• _WORK TO BE COMPLETED_:
Track down each line that has the word "深入学习宣传贯彻习近平法治思想" and copy it.

• _SUPPLIED MATERIAL_:
........

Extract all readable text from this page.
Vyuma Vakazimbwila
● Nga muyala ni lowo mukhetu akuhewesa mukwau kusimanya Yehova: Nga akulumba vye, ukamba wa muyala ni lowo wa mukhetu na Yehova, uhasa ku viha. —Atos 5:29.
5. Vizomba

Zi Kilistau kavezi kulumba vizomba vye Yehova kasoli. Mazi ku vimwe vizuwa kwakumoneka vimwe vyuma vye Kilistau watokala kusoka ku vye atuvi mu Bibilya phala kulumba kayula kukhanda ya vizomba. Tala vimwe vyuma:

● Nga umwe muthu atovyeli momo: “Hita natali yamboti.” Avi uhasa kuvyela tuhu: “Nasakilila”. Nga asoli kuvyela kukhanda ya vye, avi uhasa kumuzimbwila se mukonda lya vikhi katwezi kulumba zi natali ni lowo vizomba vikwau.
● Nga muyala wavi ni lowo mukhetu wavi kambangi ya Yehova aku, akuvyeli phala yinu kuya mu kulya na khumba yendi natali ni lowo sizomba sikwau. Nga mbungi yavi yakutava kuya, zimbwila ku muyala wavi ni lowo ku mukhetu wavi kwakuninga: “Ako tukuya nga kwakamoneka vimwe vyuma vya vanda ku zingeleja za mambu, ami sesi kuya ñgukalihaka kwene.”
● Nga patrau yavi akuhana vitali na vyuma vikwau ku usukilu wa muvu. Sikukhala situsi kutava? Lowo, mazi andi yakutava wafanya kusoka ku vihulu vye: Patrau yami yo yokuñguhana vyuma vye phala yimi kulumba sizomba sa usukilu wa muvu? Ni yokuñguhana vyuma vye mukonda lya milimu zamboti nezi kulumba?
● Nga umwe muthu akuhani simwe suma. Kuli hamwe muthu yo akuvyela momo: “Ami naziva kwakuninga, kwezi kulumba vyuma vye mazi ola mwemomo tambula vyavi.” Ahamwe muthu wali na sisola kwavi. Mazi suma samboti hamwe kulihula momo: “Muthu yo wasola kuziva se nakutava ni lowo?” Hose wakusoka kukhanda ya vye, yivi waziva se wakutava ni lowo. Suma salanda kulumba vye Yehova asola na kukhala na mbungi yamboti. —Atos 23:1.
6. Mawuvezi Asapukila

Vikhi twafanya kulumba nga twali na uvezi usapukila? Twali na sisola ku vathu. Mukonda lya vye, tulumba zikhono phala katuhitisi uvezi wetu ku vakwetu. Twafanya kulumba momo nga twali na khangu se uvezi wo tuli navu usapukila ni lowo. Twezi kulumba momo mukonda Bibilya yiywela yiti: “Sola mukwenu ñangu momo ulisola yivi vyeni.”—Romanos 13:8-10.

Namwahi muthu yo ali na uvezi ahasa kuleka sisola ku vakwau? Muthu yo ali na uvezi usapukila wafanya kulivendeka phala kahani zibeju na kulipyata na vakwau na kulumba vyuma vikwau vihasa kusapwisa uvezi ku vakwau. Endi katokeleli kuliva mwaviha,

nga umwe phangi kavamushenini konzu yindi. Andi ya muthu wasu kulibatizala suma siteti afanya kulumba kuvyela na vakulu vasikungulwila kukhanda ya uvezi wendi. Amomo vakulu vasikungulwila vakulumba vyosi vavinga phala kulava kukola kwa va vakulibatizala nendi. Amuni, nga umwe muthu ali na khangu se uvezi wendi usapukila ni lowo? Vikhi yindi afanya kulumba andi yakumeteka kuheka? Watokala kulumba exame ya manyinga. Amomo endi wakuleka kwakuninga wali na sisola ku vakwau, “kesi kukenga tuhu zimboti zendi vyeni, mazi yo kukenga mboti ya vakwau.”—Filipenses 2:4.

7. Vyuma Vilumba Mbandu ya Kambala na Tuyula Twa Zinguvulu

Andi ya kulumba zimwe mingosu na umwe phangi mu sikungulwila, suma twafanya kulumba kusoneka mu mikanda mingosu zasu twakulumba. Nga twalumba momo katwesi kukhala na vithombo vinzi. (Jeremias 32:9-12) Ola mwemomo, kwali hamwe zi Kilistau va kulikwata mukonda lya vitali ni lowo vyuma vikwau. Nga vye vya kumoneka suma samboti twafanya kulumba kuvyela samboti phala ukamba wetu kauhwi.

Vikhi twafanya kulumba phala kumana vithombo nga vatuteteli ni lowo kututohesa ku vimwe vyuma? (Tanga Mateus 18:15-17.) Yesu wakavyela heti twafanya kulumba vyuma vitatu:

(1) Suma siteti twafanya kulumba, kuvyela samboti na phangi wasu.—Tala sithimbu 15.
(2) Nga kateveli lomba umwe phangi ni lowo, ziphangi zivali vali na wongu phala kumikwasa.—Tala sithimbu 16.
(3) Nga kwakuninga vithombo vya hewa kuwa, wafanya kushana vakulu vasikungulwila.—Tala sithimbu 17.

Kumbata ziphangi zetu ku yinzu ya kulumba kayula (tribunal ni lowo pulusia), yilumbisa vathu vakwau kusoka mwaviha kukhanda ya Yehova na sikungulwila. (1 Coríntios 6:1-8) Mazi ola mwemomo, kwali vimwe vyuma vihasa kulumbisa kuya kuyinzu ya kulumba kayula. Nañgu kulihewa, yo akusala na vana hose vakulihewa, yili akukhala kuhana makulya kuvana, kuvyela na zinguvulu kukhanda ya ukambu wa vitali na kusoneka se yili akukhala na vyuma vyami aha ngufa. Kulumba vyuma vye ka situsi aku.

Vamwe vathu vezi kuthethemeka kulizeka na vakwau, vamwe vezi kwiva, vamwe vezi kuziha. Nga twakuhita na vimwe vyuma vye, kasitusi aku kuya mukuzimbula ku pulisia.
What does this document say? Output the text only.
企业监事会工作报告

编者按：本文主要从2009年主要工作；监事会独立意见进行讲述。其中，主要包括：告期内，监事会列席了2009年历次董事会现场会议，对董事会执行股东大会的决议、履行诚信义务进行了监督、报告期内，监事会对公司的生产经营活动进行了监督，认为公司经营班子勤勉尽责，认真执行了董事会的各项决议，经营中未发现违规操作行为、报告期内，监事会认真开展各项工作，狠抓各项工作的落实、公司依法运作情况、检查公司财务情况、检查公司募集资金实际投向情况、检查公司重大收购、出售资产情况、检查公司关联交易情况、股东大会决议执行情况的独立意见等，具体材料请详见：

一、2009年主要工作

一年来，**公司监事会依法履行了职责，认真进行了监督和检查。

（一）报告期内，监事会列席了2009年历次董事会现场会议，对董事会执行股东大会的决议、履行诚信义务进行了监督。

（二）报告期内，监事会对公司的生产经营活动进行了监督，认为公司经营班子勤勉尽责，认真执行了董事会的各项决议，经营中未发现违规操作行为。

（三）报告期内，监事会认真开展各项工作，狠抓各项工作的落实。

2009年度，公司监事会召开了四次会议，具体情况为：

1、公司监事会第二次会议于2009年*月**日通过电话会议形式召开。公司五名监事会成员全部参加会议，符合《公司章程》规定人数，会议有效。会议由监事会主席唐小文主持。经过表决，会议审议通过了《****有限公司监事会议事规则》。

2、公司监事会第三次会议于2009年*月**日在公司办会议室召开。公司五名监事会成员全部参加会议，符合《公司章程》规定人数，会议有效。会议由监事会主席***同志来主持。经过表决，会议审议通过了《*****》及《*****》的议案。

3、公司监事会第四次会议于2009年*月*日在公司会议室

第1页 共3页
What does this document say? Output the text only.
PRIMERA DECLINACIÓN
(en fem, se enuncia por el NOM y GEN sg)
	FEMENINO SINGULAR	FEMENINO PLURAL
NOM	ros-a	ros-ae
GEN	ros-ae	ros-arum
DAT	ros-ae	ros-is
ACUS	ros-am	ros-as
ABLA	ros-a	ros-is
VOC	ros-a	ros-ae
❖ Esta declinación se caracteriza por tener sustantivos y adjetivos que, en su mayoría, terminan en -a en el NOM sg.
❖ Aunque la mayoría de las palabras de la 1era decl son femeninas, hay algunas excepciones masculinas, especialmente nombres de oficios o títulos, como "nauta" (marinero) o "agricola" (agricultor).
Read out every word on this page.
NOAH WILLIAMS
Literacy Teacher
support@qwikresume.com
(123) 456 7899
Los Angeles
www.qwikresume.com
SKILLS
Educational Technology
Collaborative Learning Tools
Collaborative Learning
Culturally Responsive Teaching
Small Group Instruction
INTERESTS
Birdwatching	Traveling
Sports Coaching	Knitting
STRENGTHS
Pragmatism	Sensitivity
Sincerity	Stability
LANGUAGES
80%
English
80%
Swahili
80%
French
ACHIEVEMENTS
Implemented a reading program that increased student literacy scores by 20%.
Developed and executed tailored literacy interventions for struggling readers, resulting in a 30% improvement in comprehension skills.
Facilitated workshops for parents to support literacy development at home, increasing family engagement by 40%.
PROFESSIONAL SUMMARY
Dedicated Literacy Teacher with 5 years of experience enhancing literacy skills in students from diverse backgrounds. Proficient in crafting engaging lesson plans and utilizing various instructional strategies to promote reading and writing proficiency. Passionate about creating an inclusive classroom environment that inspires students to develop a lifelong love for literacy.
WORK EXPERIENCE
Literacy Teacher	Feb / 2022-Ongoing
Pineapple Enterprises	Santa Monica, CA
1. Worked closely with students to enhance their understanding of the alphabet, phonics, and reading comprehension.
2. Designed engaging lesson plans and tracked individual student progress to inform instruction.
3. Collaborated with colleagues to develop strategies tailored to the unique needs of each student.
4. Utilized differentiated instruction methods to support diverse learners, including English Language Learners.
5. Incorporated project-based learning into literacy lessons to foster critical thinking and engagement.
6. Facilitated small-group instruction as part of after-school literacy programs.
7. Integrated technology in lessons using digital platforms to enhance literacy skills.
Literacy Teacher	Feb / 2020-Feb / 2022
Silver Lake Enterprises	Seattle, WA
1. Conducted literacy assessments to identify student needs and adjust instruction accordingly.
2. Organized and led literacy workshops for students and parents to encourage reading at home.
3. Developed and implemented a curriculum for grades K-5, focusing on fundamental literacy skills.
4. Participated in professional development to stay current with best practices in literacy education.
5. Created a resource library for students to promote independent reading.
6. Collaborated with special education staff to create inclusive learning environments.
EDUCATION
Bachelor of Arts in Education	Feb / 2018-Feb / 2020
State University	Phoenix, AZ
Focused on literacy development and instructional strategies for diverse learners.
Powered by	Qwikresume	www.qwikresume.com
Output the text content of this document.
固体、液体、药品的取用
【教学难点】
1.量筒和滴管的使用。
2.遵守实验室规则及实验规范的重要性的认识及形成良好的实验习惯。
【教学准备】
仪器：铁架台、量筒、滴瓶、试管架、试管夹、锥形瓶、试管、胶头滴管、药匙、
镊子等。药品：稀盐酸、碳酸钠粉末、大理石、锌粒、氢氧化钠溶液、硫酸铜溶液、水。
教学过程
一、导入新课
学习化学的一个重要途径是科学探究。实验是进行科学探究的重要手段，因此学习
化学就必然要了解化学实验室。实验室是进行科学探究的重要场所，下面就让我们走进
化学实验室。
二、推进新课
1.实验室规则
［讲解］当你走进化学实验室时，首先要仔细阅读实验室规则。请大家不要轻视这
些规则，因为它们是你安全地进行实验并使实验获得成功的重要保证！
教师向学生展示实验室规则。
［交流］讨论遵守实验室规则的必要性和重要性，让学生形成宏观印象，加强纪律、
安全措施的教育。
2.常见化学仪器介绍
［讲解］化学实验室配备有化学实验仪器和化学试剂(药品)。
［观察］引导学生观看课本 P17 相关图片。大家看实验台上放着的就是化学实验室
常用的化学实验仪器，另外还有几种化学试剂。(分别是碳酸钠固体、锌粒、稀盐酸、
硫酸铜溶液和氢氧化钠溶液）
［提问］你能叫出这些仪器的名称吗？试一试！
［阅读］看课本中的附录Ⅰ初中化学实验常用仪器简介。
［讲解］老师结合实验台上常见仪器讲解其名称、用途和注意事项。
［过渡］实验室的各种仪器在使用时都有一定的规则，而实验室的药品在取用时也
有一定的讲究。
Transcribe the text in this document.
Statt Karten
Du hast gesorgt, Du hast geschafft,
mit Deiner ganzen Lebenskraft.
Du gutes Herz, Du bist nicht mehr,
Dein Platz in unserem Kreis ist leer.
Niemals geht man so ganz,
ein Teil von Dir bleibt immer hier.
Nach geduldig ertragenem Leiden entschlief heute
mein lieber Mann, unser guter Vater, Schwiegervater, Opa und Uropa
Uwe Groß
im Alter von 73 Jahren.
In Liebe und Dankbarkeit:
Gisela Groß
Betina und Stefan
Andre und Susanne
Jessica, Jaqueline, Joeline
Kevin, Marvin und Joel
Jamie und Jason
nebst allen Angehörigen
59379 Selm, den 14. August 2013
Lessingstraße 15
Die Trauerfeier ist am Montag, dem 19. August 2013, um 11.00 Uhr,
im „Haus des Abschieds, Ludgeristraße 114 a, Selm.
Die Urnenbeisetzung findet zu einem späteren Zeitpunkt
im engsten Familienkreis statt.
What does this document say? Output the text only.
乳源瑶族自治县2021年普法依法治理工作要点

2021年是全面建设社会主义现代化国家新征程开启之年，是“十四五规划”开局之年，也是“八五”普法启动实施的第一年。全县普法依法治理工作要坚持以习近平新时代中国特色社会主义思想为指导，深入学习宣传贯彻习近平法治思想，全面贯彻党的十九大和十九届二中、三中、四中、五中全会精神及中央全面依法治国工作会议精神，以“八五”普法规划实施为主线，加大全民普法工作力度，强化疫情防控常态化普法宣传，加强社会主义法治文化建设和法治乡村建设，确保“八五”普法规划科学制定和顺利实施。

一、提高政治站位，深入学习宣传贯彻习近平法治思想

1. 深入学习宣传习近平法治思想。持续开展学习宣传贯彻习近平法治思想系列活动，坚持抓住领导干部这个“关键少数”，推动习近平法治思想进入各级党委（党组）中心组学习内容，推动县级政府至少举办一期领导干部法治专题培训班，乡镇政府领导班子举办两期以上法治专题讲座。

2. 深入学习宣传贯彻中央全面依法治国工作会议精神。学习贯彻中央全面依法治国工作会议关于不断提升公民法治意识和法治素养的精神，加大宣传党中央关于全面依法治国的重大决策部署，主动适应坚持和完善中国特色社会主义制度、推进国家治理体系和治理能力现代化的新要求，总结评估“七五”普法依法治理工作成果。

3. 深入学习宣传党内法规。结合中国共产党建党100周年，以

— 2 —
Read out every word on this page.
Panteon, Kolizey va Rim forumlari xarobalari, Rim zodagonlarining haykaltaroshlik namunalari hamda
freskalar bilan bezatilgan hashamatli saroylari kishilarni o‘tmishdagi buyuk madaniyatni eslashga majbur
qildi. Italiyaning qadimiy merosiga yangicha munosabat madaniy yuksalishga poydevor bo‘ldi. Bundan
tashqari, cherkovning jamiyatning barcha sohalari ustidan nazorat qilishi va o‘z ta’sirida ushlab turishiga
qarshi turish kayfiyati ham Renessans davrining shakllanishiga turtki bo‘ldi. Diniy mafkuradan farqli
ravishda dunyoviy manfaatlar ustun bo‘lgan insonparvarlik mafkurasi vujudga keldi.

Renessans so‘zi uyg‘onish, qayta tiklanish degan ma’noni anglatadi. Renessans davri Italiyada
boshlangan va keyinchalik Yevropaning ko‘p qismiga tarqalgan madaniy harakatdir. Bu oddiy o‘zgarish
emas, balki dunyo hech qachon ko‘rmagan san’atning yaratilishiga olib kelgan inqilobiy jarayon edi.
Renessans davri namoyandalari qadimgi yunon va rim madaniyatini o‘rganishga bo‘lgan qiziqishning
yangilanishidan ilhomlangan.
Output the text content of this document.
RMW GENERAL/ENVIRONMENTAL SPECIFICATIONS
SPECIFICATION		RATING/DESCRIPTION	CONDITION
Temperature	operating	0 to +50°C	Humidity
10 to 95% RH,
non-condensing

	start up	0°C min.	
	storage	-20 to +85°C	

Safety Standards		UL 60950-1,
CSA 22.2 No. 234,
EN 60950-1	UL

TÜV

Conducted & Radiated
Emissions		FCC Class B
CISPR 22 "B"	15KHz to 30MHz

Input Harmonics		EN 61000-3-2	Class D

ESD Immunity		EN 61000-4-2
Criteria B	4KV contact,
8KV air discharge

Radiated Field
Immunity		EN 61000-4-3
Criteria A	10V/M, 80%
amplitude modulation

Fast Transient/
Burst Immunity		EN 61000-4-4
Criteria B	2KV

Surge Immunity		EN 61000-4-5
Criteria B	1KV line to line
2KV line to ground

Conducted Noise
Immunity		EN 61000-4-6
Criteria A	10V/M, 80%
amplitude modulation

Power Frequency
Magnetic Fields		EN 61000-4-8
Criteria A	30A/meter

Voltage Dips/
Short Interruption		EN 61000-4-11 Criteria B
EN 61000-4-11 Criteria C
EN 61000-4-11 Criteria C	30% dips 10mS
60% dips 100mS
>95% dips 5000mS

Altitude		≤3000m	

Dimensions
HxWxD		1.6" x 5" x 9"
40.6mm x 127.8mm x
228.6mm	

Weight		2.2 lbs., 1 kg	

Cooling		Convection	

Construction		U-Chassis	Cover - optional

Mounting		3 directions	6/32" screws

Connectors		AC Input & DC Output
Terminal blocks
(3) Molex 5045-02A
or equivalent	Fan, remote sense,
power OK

........

• _SOLVED PROBLEM_:
2021年是全面建设社会主义现代化国家新征程开启之年，是“十四五规划”开局之年，也是“八五”普法启动实施的第一年。全县普法依法治理工作要坚持以习近平新时代中国特色社会主义思想为指导，深入学习宣传贯彻习近平法治思想，全面贯彻党的十九大和十九届二中、三中、四中、五中全会精神及中央全面依法治国工作会议精神，以“八五”普法规划实施为主线，加大全民普法工作力度，强化疫情防控常态化普法宣传，加强社会主义法治文化建设和法治乡村建设，确保“八五”普法规划科学制定和顺利实施。
一、提高政治站位，深入学习宣传贯彻习近平法治思想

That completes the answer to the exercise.